> _Exercise instructions_
Output the material beneath exactly, leaving nothing out.

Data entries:

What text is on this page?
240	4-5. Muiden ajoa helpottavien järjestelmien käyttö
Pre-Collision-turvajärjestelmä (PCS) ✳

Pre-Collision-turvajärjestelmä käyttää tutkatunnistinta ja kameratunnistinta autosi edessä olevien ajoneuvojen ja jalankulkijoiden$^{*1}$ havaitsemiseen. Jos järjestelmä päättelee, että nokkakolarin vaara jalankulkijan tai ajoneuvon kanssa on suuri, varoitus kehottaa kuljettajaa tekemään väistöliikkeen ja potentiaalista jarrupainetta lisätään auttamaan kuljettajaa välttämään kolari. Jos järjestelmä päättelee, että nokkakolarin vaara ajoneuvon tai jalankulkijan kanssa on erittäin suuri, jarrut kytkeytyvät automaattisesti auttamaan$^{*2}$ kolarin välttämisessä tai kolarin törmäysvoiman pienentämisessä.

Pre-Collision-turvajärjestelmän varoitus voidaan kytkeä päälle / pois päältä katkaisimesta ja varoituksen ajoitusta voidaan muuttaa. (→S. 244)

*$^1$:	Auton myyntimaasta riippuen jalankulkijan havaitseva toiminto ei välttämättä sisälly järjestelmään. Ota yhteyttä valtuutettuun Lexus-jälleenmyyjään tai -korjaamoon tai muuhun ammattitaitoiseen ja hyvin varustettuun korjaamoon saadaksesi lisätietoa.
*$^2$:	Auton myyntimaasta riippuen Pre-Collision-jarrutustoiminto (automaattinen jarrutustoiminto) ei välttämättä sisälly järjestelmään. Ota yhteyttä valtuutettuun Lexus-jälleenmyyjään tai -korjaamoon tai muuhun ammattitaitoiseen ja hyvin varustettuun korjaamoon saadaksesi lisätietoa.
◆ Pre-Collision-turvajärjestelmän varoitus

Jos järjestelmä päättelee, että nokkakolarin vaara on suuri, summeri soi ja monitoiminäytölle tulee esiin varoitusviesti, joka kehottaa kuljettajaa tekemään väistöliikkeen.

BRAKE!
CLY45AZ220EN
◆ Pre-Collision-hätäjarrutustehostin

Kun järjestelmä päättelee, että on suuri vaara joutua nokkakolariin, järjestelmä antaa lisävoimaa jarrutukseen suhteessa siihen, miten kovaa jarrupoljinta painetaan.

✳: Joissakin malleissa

> _Task result_
What text is on this page?
240	4-5. Muiden ajoa helpottavien järjestelmien käyttö
Pre-Collision-turvajärjestelmä (PCS) ✳

Pre-Collision-turvajärjestelmä käyttää tutkatunnistinta ja kameratunnistinta autosi edessä olevien ajoneuvojen ja jalankulkijoiden$^{*1}$ havaitsemiseen. Jos järjestelmä päättelee, että nokkakolarin vaara jalankulkijan tai ajoneuvon kanssa on suuri, varoitus kehottaa kuljettajaa tekemään väistöliikkeen ja potentiaalista jarrupainetta lisätään auttamaan kuljettajaa välttämään kolari. Jos järjestelmä päättelee, että nokkakolarin vaara ajoneuvon tai jalankulkijan kanssa on erittäin suuri, jarrut kytkeytyvät automaattisesti auttamaan$^{*2}$ kolarin välttämisessä tai kolarin törmäysvoiman pienentämisessä.

Pre-Collision-turvajärjestelmän varoitus voidaan kytkeä päälle / pois päältä katkaisimesta ja varoituksen ajoitusta voidaan muuttaa. (→S. 244)

*$^1$:	Auton myyntimaasta riippuen jalankulkijan havaitseva toiminto ei välttämättä sisälly järjestelmään. Ota yhteyttä valtuutettuun Lexus-jälleenmyyjään tai -korjaamoon tai muuhun ammattitaitoiseen ja hyvin varustettuun korjaamoon saadaksesi lisätietoa.
*$^2$:	Auton myyntimaasta riippuen Pre-Collision-jarrutustoiminto (automaattinen jarrutustoiminto) ei välttämättä sisälly järjestelmään. Ota yhteyttä valtuutettuun Lexus-jälleenmyyjään tai -korjaamoon tai muuhun ammattitaitoiseen ja hyvin varustettuun korjaamoon saadaksesi lisätietoa.
◆ Pre-Collision-turvajärjestelmän varoitus

Jos järjestelmä päättelee, että nokkakolarin vaara on suuri, summeri soi ja monitoiminäytölle tulee esiin varoitusviesti, joka kehottaa kuljettajaa tekemään väistöliikkeen.

BRAKE!
CLY45AZ220EN
◆ Pre-Collision-hätäjarrutustehostin

Kun järjestelmä päättelee, että on suuri vaara joutua nokkakolariin, järjestelmä antaa lisävoimaa jarrutukseen suhteessa siihen, miten kovaa jarrupoljinta painetaan.

✳: Joissakin malleissa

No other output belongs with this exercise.